Stated goal
The records below need retyping in full; give them again exactly.

Records for the exercise
______________________________

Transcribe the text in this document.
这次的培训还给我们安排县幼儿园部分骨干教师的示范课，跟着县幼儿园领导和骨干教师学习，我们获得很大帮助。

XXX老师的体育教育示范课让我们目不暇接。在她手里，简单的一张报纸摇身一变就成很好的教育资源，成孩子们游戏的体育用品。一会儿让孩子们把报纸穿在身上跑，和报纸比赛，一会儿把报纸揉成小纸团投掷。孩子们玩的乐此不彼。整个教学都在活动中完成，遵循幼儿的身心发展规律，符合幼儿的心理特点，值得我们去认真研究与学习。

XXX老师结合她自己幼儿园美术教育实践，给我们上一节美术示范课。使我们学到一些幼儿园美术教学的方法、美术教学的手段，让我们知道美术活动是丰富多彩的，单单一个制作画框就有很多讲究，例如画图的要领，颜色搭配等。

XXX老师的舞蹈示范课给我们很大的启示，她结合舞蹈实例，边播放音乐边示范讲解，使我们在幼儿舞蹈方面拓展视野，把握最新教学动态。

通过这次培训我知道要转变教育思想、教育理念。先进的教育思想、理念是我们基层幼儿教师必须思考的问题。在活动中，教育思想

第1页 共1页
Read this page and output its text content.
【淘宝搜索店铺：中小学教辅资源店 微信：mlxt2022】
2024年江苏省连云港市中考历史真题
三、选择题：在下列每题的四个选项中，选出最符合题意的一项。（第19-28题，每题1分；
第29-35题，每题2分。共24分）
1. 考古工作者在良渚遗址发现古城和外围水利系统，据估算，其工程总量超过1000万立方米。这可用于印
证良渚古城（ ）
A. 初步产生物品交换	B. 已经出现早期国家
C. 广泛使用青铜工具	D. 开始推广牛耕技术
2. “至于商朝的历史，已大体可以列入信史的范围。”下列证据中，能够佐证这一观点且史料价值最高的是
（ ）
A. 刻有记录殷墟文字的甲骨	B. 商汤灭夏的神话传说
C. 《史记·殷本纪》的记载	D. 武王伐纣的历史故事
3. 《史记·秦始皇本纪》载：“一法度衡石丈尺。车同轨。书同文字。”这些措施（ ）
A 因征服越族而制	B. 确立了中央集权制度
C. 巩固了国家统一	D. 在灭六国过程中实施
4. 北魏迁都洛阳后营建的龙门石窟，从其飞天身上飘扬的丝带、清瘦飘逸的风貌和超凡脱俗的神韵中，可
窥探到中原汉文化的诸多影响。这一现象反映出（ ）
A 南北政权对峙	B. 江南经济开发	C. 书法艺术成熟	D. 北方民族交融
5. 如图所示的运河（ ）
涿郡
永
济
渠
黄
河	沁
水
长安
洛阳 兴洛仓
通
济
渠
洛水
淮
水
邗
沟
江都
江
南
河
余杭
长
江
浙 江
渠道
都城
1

______________________________

Output
Transcribe the text in this document.
这次的培训还给我们安排县幼儿园部分骨干教师的示范课，跟着县幼儿园领导和骨干教师学习，我们获得很大帮助。

XXX老师的体育教育示范课让我们目不暇接。在她手里，简单的一张报纸摇身一变就成很好的教育资源，成孩子们游戏的体育用品。一会儿让孩子们把报纸穿在身上跑，和报纸比赛，一会儿把报纸揉成小纸团投掷。孩子们玩的乐此不彼。整个教学都在活动中完成，遵循幼儿的身心发展规律，符合幼儿的心理特点，值得我们去认真研究与学习。

XXX老师结合她自己幼儿园美术教育实践，给我们上一节美术示范课。使我们学到一些幼儿园美术教学的方法、美术教学的手段，让我们知道美术活动是丰富多彩的，单单一个制作画框就有很多讲究，例如画图的要领，颜色搭配等。

XXX老师的舞蹈示范课给我们很大的启示，她结合舞蹈实例，边播放音乐边示范讲解，使我们在幼儿舞蹈方面拓展视野，把握最新教学动态。

通过这次培训我知道要转变教育思想、教育理念。先进的教育思想、理念是我们基层幼儿教师必须思考的问题。在活动中，教育思想

第1页 共1页
Read this page and output its text content.
【淘宝搜索店铺：中小学教辅资源店 微信：mlxt2022】
2024年江苏省连云港市中考历史真题
三、选择题：在下列每题的四个选项中，选出最符合题意的一项。（第19-28题，每题1分；
第29-35题，每题2分。共24分）
1. 考古工作者在良渚遗址发现古城和外围水利系统，据估算，其工程总量超过1000万立方米。这可用于印
证良渚古城（ ）
A. 初步产生物品交换	B. 已经出现早期国家
C. 广泛使用青铜工具	D. 开始推广牛耕技术
2. “至于商朝的历史，已大体可以列入信史的范围。”下列证据中，能够佐证这一观点且史料价值最高的是
（ ）
A. 刻有记录殷墟文字的甲骨	B. 商汤灭夏的神话传说
C. 《史记·殷本纪》的记载	D. 武王伐纣的历史故事
3. 《史记·秦始皇本纪》载：“一法度衡石丈尺。车同轨。书同文字。”这些措施（ ）
A 因征服越族而制	B. 确立了中央集权制度
C. 巩固了国家统一	D. 在灭六国过程中实施
4. 北魏迁都洛阳后营建的龙门石窟，从其飞天身上飘扬的丝带、清瘦飘逸的风貌和超凡脱俗的神韵中，可
窥探到中原汉文化的诸多影响。这一现象反映出（ ）
A 南北政权对峙	B. 江南经济开发	C. 书法艺术成熟	D. 北方民族交融
5. 如图所示的运河（ ）
涿郡
永
济
渠
黄
河	沁
水
长安
洛阳 兴洛仓
通
济
渠
洛水
淮
水
邗
沟
江都
江
南
河
余杭
长
江
浙 江
渠道
都城
1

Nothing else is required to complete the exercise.